▶ _Problem description_
For every line in the records that has the word "Most", make a copy.

▶ _Figure collection entries_

^^^^^^^^

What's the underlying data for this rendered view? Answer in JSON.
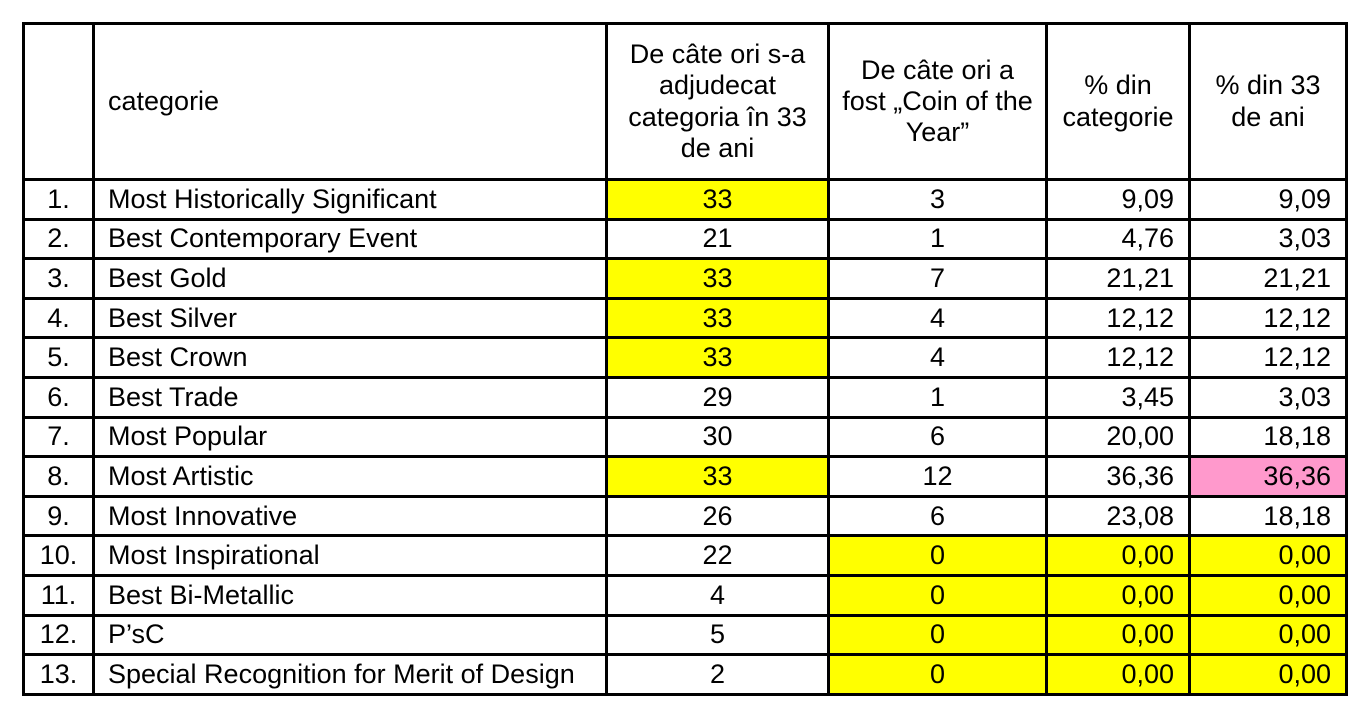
{
  "colors": {
    "highlight_yellow": "#FFFF00",
    "highlight_pink": "#FF99CC",
    "border": "#000000"
  },
  "table": {
    "headers": {
      "category": "categorie",
      "wins": "De câte ori s-a adjudecat categoria în 33 de ani",
      "coty": "De câte ori a fost „Coin of the Year”",
      "pct_category": "% din categorie",
      "pct_years": "% din 33 de ani"
    },
    "rows": [
      {
        "num": "1.",
        "category": "Most Historically Significant",
        "wins": "33",
        "wins_hl": "yellow",
        "coty": "3",
        "coty_hl": null,
        "pct_category": "9,09",
        "pct_category_hl": null,
        "pct_years": "9,09",
        "pct_years_hl": null
      },
      {
        "num": "2.",
        "category": "Best Contemporary Event",
        "wins": "21",
        "wins_hl": null,
        "coty": "1",
        "coty_hl": null,
        "pct_category": "4,76",
        "pct_category_hl": null,
        "pct_years": "3,03",
        "pct_years_hl": null
      },
      {
        "num": "3.",
        "category": "Best Gold",
        "wins": "33",
        "wins_hl": "yellow",
        "coty": "7",
        "coty_hl": null,
        "pct_category": "21,21",
        "pct_category_hl": null,
        "pct_years": "21,21",
        "pct_years_hl": null
      },
      {
        "num": "4.",
        "category": "Best Silver",
        "wins": "33",
        "wins_hl": "yellow",
        "coty": "4",
        "coty_hl": null,
        "pct_category": "12,12",
        "pct_category_hl": null,
        "pct_years": "12,12",
        "pct_years_hl": null
      },
      {
        "num": "5.",
        "category": "Best Crown",
        "wins": "33",
        "wins_hl": "yellow",
        "coty": "4",
        "coty_hl": null,
        "pct_category": "12,12",
        "pct_category_hl": null,
        "pct_years": "12,12",
        "pct_years_hl": null
      },
      {
        "num": "6.",
        "category": "Best Trade",
        "wins": "29",
        "wins_hl": null,
        "coty": "1",
        "coty_hl": null,
        "pct_category": "3,45",
        "pct_category_hl": null,
        "pct_years": "3,03",
        "pct_years_hl": null
      },
      {
        "num": "7.",
        "category": "Most Popular",
        "wins": "30",
        "wins_hl": null,
        "coty": "6",
        "coty_hl": null,
        "pct_category": "20,00",
        "pct_category_hl": null,
        "pct_years": "18,18",
        "pct_years_hl": null
      },
      {
        "num": "8.",
        "category": "Most Artistic",
        "wins": "33",
        "wins_hl": "yellow",
        "coty": "12",
        "coty_hl": null,
        "pct_category": "36,36",
        "pct_category_hl": null,
        "pct_years": "36,36",
        "pct_years_hl": "pink"
      },
      {
        "num": "9.",
        "category": "Most Innovative",
        "wins": "26",
        "wins_hl": null,
        "coty": "6",
        "coty_hl": null,
        "pct_category": "23,08",
        "pct_category_hl": null,
        "pct_years": "18,18",
        "pct_years_hl": null
      },
      {
        "num": "10.",
        "category": "Most Inspirational",
        "wins": "22",
        "wins_hl": null,
        "coty": "0",
        "coty_hl": "yellow",
        "pct_category": "0,00",
        "pct_category_hl": "yellow",
        "pct_years": "0,00",
        "pct_years_hl": "yellow"
      },
      {
        "num": "11.",
        "category": "Best Bi-Metallic",
        "wins": "4",
        "wins_hl": null,
        "coty": "0",
        "coty_hl": "yellow",
        "pct_category": "0,00",
        "pct_category_hl": "yellow",
        "pct_years": "0,00",
        "pct_years_hl": "yellow"
      },
      {
        "num": "12.",
        "category": "P’sC",
        "wins": "5",
        "wins_hl": null,
        "coty": "0",
        "coty_hl": "yellow",
        "pct_category": "0,00",
        "pct_category_hl": "yellow",
        "pct_years": "0,00",
        "pct_years_hl": "yellow"
      },
      {
        "num": "13.",
        "category": "Special Recognition for Merit of Design",
        "wins": "2",
        "wins_hl": null,
        "coty": "0",
        "coty_hl": "yellow",
        "pct_category": "0,00",
        "pct_category_hl": "yellow",
        "pct_years": "0,00",
        "pct_years_hl": "yellow"
      }
    ]
  }
}
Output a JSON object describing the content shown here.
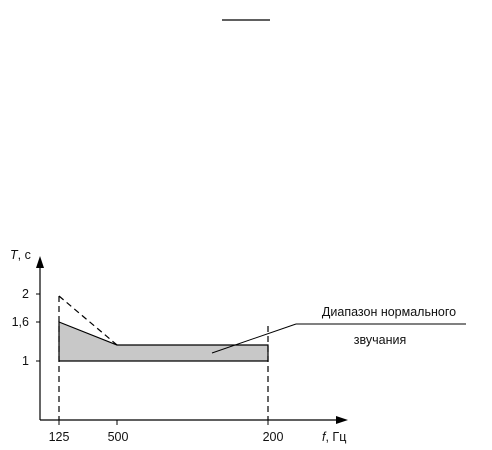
{
  "chart_data": {
    "type": "area",
    "title": "",
    "xlabel": {
      "symbol": "f",
      "unit": ", Гц"
    },
    "ylabel": {
      "symbol": "T",
      "unit": ", с"
    },
    "x_ticks": [
      "125",
      "500",
      "200"
    ],
    "y_ticks": [
      "2",
      "1,6",
      "1"
    ],
    "series": [
      {
        "style": "dashed",
        "points": [
          {
            "x": "125",
            "y": 2
          },
          {
            "x": "500",
            "y": 1.3
          }
        ]
      },
      {
        "style": "shaded-band",
        "upper": [
          {
            "x": "125",
            "y": 1.6
          },
          {
            "x": "500",
            "y": 1.3
          },
          {
            "x": "200",
            "y": 1.3
          }
        ],
        "lower": [
          {
            "x": "125",
            "y": 1
          },
          {
            "x": "200",
            "y": 1
          }
        ]
      }
    ],
    "annotation": {
      "line1": "Диапазон нормального",
      "line2": "звучания"
    },
    "colors": {
      "band_fill": "#c8c8c8",
      "line": "#000000"
    }
  },
  "top_mark": {
    "present": true
  }
}
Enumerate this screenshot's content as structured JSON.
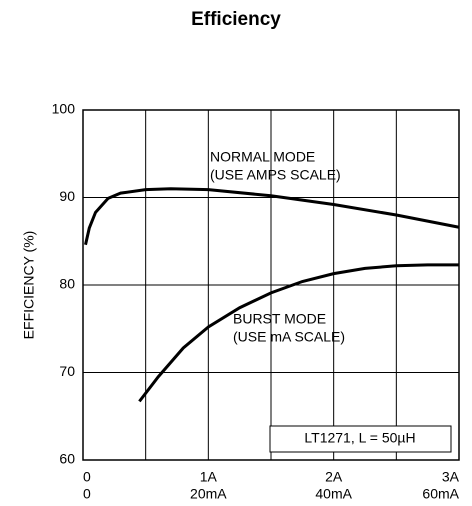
{
  "chart_data": {
    "type": "line",
    "title": "Efficiency",
    "ylabel": "EFFICIENCY (%)",
    "xlim": [
      0,
      3
    ],
    "xticks": [
      0,
      {
        "value": 1,
        "label": "1A"
      },
      {
        "value": 2,
        "label": "2A"
      },
      {
        "value": 3,
        "label": "3A"
      }
    ],
    "x2lim": [
      0,
      60
    ],
    "x2ticks": [
      0,
      {
        "value": 20,
        "label": "20mA"
      },
      {
        "value": 40,
        "label": "40mA"
      },
      {
        "value": 60,
        "label": "60mA"
      }
    ],
    "xgrid": [
      0.5,
      1,
      1.5,
      2,
      2.5
    ],
    "ylim": [
      60,
      100
    ],
    "yticks": [
      60,
      70,
      80,
      90,
      100
    ],
    "grid": true,
    "annotations": [
      [
        "NORMAL MODE",
        "(USE AMPS SCALE)"
      ],
      [
        "BURST MODE",
        "(USE mA SCALE)"
      ],
      [
        "LT1271, L = 50µH"
      ]
    ],
    "series": [
      {
        "name": "NORMAL MODE",
        "color": "#000000",
        "axis": "x",
        "x": [
          0.02,
          0.05,
          0.1,
          0.2,
          0.3,
          0.5,
          0.7,
          1,
          1.5,
          2,
          2.5,
          3
        ],
        "values": [
          84.6,
          86.5,
          88.3,
          89.9,
          90.5,
          90.9,
          91.0,
          90.9,
          90.2,
          89.2,
          88.0,
          86.6
        ]
      },
      {
        "name": "BURST MODE",
        "color": "#000000",
        "axis": "x2",
        "x": [
          9,
          12,
          16,
          20,
          25,
          30,
          35,
          40,
          45,
          50,
          55,
          60
        ],
        "values": [
          66.7,
          69.5,
          72.8,
          75.2,
          77.4,
          79.1,
          80.4,
          81.3,
          81.9,
          82.2,
          82.3,
          82.3
        ]
      }
    ]
  }
}
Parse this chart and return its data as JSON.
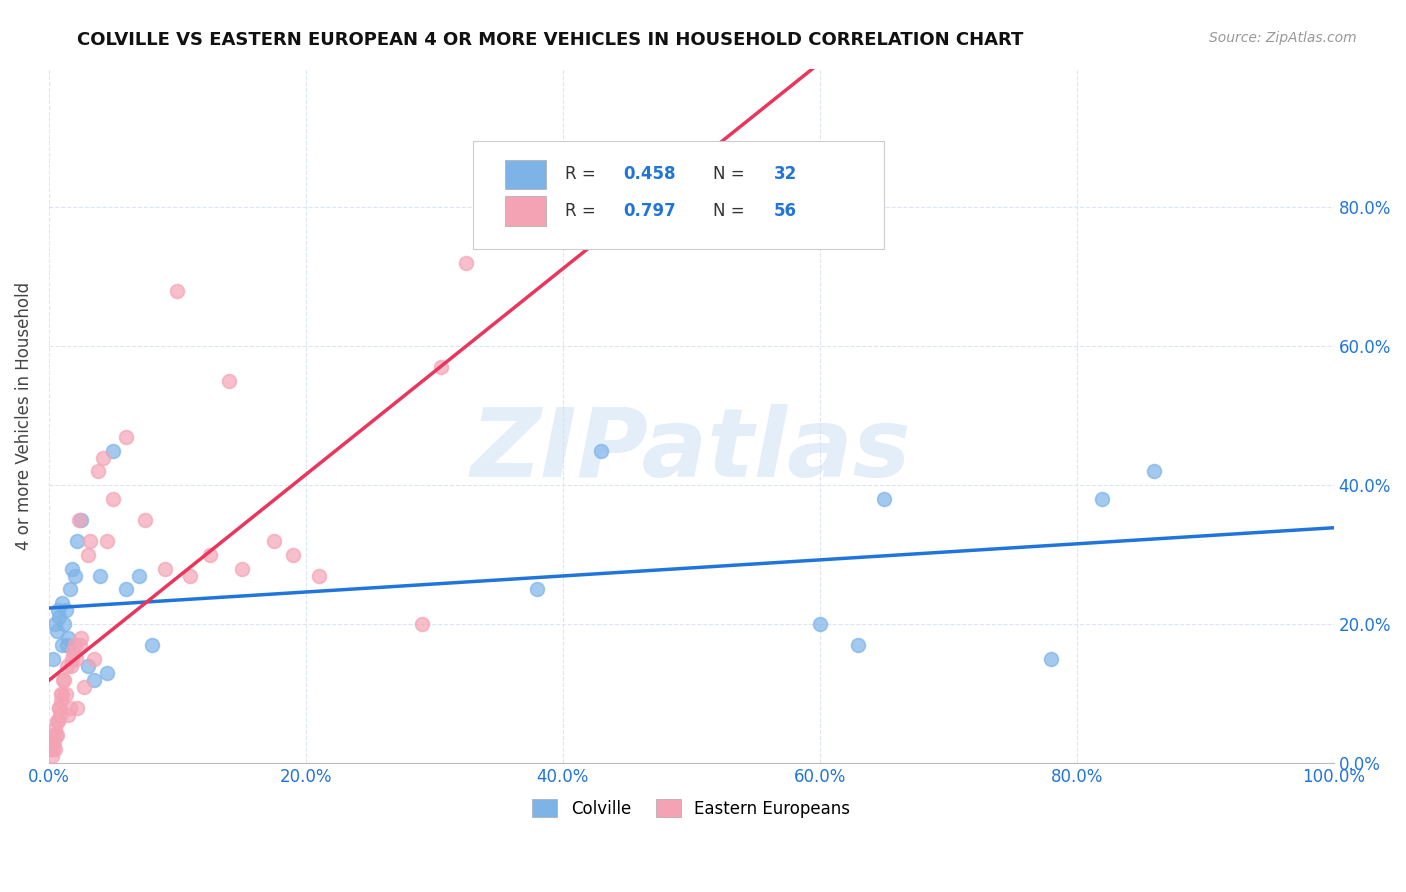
{
  "title": "COLVILLE VS EASTERN EUROPEAN 4 OR MORE VEHICLES IN HOUSEHOLD CORRELATION CHART",
  "source": "Source: ZipAtlas.com",
  "ylabel": "4 or more Vehicles in Household",
  "xlabel": "",
  "xlim": [
    0,
    100.0
  ],
  "ylim": [
    0,
    100.0
  ],
  "xticks": [
    0,
    20,
    40,
    60,
    80,
    100
  ],
  "yticks": [
    0,
    20,
    40,
    60,
    80
  ],
  "xticklabels": [
    "0.0%",
    "20.0%",
    "40.0%",
    "60.0%",
    "80.0%",
    "100.0%"
  ],
  "yticklabels_right": [
    "0.0%",
    "20.0%",
    "40.0%",
    "60.0%",
    "80.0%"
  ],
  "colville_color": "#7eb3e8",
  "eastern_color": "#f4a3b5",
  "colville_line_color": "#2175d9",
  "eastern_line_color": "#e8365d",
  "colville_R": 0.458,
  "colville_N": 32,
  "eastern_R": 0.797,
  "eastern_N": 56,
  "watermark": "ZIPatlas",
  "legend_label_colville": "Colville",
  "legend_label_eastern": "Eastern Europeans",
  "colville_x": [
    0.3,
    0.5,
    0.6,
    0.7,
    0.8,
    1.0,
    1.0,
    1.2,
    1.3,
    1.4,
    1.5,
    1.6,
    1.8,
    2.0,
    2.2,
    2.5,
    3.0,
    3.5,
    4.0,
    4.5,
    5.0,
    6.0,
    7.0,
    8.0,
    38,
    43,
    60,
    63,
    65,
    78,
    82,
    86
  ],
  "colville_y": [
    15,
    20,
    19,
    22,
    21,
    17,
    23,
    20,
    22,
    17,
    18,
    25,
    28,
    27,
    32,
    35,
    14,
    12,
    27,
    13,
    45,
    25,
    27,
    17,
    25,
    45,
    20,
    17,
    38,
    15,
    38,
    42
  ],
  "eastern_x": [
    0.1,
    0.15,
    0.2,
    0.25,
    0.3,
    0.35,
    0.4,
    0.45,
    0.5,
    0.55,
    0.6,
    0.65,
    0.7,
    0.75,
    0.8,
    0.85,
    0.9,
    0.95,
    1.0,
    1.1,
    1.2,
    1.3,
    1.4,
    1.5,
    1.6,
    1.7,
    1.8,
    1.9,
    2.0,
    2.1,
    2.2,
    2.3,
    2.4,
    2.5,
    2.7,
    3.0,
    3.2,
    3.5,
    3.8,
    4.2,
    4.5,
    5.0,
    6.0,
    7.5,
    9.0,
    10.0,
    11.0,
    12.5,
    14.0,
    15.0,
    17.5,
    19.0,
    21.0,
    29.0,
    30.5,
    32.5
  ],
  "eastern_y": [
    2,
    3,
    1,
    3,
    2,
    4,
    3,
    2,
    5,
    4,
    4,
    6,
    6,
    8,
    8,
    7,
    9,
    10,
    10,
    12,
    12,
    10,
    14,
    7,
    8,
    14,
    15,
    16,
    17,
    15,
    8,
    35,
    17,
    18,
    11,
    30,
    32,
    15,
    42,
    44,
    32,
    38,
    47,
    35,
    28,
    68,
    27,
    30,
    55,
    28,
    32,
    30,
    27,
    20,
    57,
    72
  ]
}
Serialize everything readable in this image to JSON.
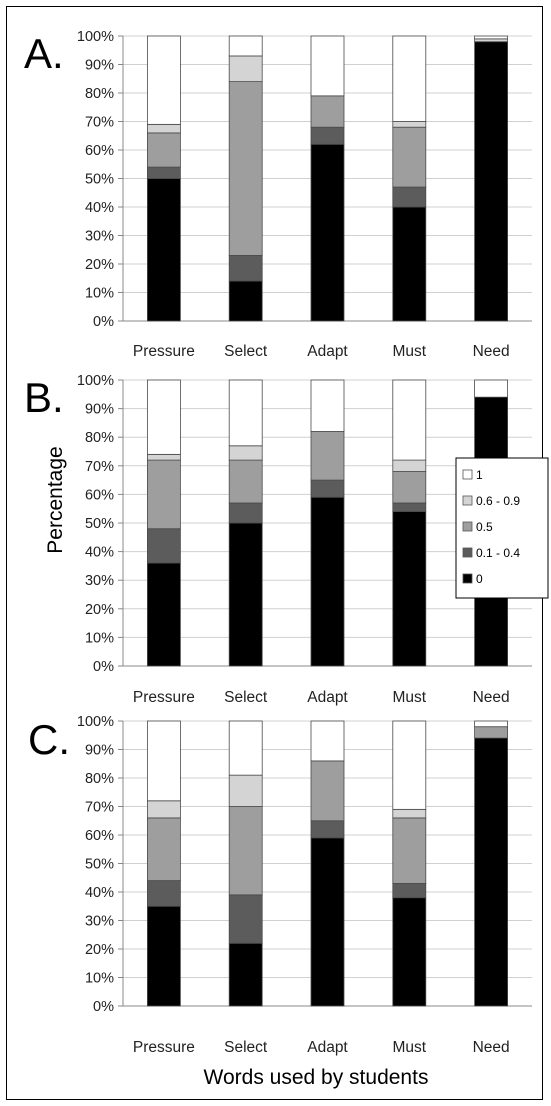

^^^^^^^^

▶ _Task answer_
        "category": "Most Historically Significant",
        "category": "Most Popular",
        "category": "Most Artistic",
        "category": "Most Innovative",
        "category": "Most Inspirational",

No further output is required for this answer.